Figure dataset records:
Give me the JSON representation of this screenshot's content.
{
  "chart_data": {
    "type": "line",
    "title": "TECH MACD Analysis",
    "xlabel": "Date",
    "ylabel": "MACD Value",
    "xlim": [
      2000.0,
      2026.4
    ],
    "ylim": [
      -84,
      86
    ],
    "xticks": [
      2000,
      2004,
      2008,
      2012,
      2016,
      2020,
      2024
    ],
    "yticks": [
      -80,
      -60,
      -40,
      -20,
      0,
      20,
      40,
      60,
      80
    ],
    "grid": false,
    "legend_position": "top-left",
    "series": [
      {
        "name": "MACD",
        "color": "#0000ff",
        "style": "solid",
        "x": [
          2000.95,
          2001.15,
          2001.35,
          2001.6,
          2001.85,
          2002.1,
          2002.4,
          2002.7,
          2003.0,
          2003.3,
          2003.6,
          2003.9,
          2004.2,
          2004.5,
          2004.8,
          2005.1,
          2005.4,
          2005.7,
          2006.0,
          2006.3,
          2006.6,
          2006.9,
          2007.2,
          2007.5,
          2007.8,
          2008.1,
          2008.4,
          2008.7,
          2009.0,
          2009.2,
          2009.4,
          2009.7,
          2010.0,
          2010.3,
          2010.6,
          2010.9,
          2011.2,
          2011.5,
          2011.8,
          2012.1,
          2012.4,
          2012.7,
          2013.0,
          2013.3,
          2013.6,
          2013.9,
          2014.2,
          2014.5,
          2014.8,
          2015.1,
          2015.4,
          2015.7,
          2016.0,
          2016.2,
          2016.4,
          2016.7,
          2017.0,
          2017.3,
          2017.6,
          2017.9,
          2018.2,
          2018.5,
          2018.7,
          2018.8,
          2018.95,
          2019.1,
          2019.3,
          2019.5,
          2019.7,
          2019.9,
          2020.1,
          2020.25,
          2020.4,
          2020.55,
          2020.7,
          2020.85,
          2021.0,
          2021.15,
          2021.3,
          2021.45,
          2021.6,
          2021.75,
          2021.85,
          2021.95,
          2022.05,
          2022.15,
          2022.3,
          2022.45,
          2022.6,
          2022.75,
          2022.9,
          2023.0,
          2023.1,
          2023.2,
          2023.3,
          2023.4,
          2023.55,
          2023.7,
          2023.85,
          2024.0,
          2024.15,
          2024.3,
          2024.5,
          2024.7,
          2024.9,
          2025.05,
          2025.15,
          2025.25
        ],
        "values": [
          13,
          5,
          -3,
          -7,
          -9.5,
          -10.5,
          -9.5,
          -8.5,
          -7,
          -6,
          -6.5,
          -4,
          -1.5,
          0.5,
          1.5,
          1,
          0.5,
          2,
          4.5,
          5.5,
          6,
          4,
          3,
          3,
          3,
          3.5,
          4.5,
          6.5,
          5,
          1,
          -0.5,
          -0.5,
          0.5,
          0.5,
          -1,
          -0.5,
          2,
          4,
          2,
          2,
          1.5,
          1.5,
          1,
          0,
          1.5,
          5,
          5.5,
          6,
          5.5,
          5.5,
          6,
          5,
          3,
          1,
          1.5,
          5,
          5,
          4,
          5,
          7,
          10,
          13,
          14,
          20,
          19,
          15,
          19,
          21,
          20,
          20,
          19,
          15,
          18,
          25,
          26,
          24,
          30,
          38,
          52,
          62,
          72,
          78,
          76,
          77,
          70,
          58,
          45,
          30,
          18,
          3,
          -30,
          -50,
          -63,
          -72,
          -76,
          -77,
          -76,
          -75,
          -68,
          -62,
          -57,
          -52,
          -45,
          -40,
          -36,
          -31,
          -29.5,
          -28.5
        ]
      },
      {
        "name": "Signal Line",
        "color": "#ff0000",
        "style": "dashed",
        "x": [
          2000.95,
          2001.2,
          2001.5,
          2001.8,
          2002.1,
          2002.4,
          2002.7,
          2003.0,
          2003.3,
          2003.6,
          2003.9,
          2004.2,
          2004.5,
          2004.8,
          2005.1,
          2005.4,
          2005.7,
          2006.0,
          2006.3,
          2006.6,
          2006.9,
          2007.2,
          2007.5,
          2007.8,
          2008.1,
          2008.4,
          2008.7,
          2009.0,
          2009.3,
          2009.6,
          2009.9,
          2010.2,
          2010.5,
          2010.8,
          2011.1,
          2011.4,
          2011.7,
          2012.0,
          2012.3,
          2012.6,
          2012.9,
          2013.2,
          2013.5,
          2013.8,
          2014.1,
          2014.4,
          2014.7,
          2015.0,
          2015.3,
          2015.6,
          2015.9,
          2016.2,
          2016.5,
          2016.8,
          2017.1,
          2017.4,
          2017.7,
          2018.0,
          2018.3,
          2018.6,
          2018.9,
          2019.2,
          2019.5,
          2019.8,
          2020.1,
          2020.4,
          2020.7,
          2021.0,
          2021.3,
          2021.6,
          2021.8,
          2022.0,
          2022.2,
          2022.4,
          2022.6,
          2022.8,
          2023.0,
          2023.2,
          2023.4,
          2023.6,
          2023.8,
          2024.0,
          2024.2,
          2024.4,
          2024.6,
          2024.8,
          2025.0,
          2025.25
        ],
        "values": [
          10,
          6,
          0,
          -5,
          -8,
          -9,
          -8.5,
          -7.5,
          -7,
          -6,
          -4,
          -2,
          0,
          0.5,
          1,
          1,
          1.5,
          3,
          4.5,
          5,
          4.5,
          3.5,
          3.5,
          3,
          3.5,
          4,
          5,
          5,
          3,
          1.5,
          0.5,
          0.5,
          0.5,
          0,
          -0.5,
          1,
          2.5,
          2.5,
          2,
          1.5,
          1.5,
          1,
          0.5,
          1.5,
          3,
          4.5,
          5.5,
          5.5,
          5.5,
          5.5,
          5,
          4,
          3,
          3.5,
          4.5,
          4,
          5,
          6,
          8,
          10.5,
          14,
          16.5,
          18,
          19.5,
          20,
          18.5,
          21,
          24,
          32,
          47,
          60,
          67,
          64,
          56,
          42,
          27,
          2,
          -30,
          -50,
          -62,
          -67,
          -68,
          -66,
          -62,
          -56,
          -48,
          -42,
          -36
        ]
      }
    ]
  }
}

Goal:
Output every line above without altering anything.

Answer for this exercise:
Give me the JSON representation of this screenshot's content.
{
  "chart_data": {
    "type": "line",
    "title": "TECH MACD Analysis",
    "xlabel": "Date",
    "ylabel": "MACD Value",
    "xlim": [
      2000.0,
      2026.4
    ],
    "ylim": [
      -84,
      86
    ],
    "xticks": [
      2000,
      2004,
      2008,
      2012,
      2016,
      2020,
      2024
    ],
    "yticks": [
      -80,
      -60,
      -40,
      -20,
      0,
      20,
      40,
      60,
      80
    ],
    "grid": false,
    "legend_position": "top-left",
    "series": [
      {
        "name": "MACD",
        "color": "#0000ff",
        "style": "solid",
        "x": [
          2000.95,
          2001.15,
          2001.35,
          2001.6,
          2001.85,
          2002.1,
          2002.4,
          2002.7,
          2003.0,
          2003.3,
          2003.6,
          2003.9,
          2004.2,
          2004.5,
          2004.8,
          2005.1,
          2005.4,
          2005.7,
          2006.0,
          2006.3,
          2006.6,
          2006.9,
          2007.2,
          2007.5,
          2007.8,
          2008.1,
          2008.4,
          2008.7,
          2009.0,
          2009.2,
          2009.4,
          2009.7,
          2010.0,
          2010.3,
          2010.6,
          2010.9,
          2011.2,
          2011.5,
          2011.8,
          2012.1,
          2012.4,
          2012.7,
          2013.0,
          2013.3,
          2013.6,
          2013.9,
          2014.2,
          2014.5,
          2014.8,
          2015.1,
          2015.4,
          2015.7,
          2016.0,
          2016.2,
          2016.4,
          2016.7,
          2017.0,
          2017.3,
          2017.6,
          2017.9,
          2018.2,
          2018.5,
          2018.7,
          2018.8,
          2018.95,
          2019.1,
          2019.3,
          2019.5,
          2019.7,
          2019.9,
          2020.1,
          2020.25,
          2020.4,
          2020.55,
          2020.7,
          2020.85,
          2021.0,
          2021.15,
          2021.3,
          2021.45,
          2021.6,
          2021.75,
          2021.85,
          2021.95,
          2022.05,
          2022.15,
          2022.3,
          2022.45,
          2022.6,
          2022.75,
          2022.9,
          2023.0,
          2023.1,
          2023.2,
          2023.3,
          2023.4,
          2023.55,
          2023.7,
          2023.85,
          2024.0,
          2024.15,
          2024.3,
          2024.5,
          2024.7,
          2024.9,
          2025.05,
          2025.15,
          2025.25
        ],
        "values": [
          13,
          5,
          -3,
          -7,
          -9.5,
          -10.5,
          -9.5,
          -8.5,
          -7,
          -6,
          -6.5,
          -4,
          -1.5,
          0.5,
          1.5,
          1,
          0.5,
          2,
          4.5,
          5.5,
          6,
          4,
          3,
          3,
          3,
          3.5,
          4.5,
          6.5,
          5,
          1,
          -0.5,
          -0.5,
          0.5,
          0.5,
          -1,
          -0.5,
          2,
          4,
          2,
          2,
          1.5,
          1.5,
          1,
          0,
          1.5,
          5,
          5.5,
          6,
          5.5,
          5.5,
          6,
          5,
          3,
          1,
          1.5,
          5,
          5,
          4,
          5,
          7,
          10,
          13,
          14,
          20,
          19,
          15,
          19,
          21,
          20,
          20,
          19,
          15,
          18,
          25,
          26,
          24,
          30,
          38,
          52,
          62,
          72,
          78,
          76,
          77,
          70,
          58,
          45,
          30,
          18,
          3,
          -30,
          -50,
          -63,
          -72,
          -76,
          -77,
          -76,
          -75,
          -68,
          -62,
          -57,
          -52,
          -45,
          -40,
          -36,
          -31,
          -29.5,
          -28.5
        ]
      },
      {
        "name": "Signal Line",
        "color": "#ff0000",
        "style": "dashed",
        "x": [
          2000.95,
          2001.2,
          2001.5,
          2001.8,
          2002.1,
          2002.4,
          2002.7,
          2003.0,
          2003.3,
          2003.6,
          2003.9,
          2004.2,
          2004.5,
          2004.8,
          2005.1,
          2005.4,
          2005.7,
          2006.0,
          2006.3,
          2006.6,
          2006.9,
          2007.2,
          2007.5,
          2007.8,
          2008.1,
          2008.4,
          2008.7,
          2009.0,
          2009.3,
          2009.6,
          2009.9,
          2010.2,
          2010.5,
          2010.8,
          2011.1,
          2011.4,
          2011.7,
          2012.0,
          2012.3,
          2012.6,
          2012.9,
          2013.2,
          2013.5,
          2013.8,
          2014.1,
          2014.4,
          2014.7,
          2015.0,
          2015.3,
          2015.6,
          2015.9,
          2016.2,
          2016.5,
          2016.8,
          2017.1,
          2017.4,
          2017.7,
          2018.0,
          2018.3,
          2018.6,
          2018.9,
          2019.2,
          2019.5,
          2019.8,
          2020.1,
          2020.4,
          2020.7,
          2021.0,
          2021.3,
          2021.6,
          2021.8,
          2022.0,
          2022.2,
          2022.4,
          2022.6,
          2022.8,
          2023.0,
          2023.2,
          2023.4,
          2023.6,
          2023.8,
          2024.0,
          2024.2,
          2024.4,
          2024.6,
          2024.8,
          2025.0,
          2025.25
        ],
        "values": [
          10,
          6,
          0,
          -5,
          -8,
          -9,
          -8.5,
          -7.5,
          -7,
          -6,
          -4,
          -2,
          0,
          0.5,
          1,
          1,
          1.5,
          3,
          4.5,
          5,
          4.5,
          3.5,
          3.5,
          3,
          3.5,
          4,
          5,
          5,
          3,
          1.5,
          0.5,
          0.5,
          0.5,
          0,
          -0.5,
          1,
          2.5,
          2.5,
          2,
          1.5,
          1.5,
          1,
          0.5,
          1.5,
          3,
          4.5,
          5.5,
          5.5,
          5.5,
          5.5,
          5,
          4,
          3,
          3.5,
          4.5,
          4,
          5,
          6,
          8,
          10.5,
          14,
          16.5,
          18,
          19.5,
          20,
          18.5,
          21,
          24,
          32,
          47,
          60,
          67,
          64,
          56,
          42,
          27,
          2,
          -30,
          -50,
          -62,
          -67,
          -68,
          -66,
          -62,
          -56,
          -48,
          -42,
          -36
        ]
      }
    ]
  }
}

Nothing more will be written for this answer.